- _WHAT TO WORK ON_
Report how many lines in the records below contain the word "delay". Give only the number.

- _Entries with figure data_
· · · · · · ·

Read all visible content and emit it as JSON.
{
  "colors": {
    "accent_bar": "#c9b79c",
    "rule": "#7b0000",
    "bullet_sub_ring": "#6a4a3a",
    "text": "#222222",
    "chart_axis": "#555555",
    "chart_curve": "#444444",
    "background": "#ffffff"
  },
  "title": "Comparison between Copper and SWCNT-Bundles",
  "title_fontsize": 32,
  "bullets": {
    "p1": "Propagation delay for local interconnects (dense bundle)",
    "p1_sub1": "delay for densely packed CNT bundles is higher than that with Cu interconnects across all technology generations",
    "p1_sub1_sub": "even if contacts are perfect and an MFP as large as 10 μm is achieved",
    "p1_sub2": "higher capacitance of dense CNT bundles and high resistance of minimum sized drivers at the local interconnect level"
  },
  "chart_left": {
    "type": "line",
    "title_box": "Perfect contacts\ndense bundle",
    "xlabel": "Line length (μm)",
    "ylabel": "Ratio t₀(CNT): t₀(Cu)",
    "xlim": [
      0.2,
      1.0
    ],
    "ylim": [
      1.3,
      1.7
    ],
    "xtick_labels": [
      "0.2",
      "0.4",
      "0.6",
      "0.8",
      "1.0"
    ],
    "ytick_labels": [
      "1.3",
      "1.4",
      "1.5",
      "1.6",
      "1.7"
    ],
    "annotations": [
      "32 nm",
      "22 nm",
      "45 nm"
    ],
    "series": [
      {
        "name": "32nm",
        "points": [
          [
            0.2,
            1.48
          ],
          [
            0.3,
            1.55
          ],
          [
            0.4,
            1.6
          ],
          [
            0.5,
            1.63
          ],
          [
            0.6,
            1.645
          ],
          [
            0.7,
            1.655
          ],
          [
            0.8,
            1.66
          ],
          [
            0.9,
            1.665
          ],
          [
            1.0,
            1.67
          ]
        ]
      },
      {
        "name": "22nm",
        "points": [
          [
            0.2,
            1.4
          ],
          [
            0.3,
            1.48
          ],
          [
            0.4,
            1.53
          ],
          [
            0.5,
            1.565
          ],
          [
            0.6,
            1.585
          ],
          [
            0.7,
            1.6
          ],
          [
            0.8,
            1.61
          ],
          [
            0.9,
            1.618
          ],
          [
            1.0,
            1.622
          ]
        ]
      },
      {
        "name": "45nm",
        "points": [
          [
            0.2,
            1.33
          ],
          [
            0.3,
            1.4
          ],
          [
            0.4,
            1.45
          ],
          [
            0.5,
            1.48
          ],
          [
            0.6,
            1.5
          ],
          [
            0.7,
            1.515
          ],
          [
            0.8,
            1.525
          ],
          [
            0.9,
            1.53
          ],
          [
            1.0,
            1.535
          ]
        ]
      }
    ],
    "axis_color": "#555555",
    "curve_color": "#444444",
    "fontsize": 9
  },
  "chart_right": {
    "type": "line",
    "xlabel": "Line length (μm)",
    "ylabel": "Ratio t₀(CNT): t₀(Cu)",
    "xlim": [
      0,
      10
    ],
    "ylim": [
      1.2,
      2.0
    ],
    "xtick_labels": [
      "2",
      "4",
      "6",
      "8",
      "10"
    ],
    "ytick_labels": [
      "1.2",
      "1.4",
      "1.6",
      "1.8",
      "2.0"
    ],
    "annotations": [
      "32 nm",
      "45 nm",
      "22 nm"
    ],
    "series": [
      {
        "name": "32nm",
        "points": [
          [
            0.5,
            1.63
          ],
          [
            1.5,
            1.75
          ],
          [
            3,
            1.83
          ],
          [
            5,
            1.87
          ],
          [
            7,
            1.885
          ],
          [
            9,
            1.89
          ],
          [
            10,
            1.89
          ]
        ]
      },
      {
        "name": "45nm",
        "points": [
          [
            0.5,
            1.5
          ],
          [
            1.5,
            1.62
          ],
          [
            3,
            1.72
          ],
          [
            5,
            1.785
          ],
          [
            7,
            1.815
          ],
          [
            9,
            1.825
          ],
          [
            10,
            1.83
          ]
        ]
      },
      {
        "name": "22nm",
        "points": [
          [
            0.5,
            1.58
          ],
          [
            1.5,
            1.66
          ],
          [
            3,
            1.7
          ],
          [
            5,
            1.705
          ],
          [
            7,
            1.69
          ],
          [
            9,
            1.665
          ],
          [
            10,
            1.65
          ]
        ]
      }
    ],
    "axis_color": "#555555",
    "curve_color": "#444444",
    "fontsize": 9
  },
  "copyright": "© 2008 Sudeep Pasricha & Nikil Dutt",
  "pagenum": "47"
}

· · · · · · ·

- _ANSWER TO THIS TASK_
2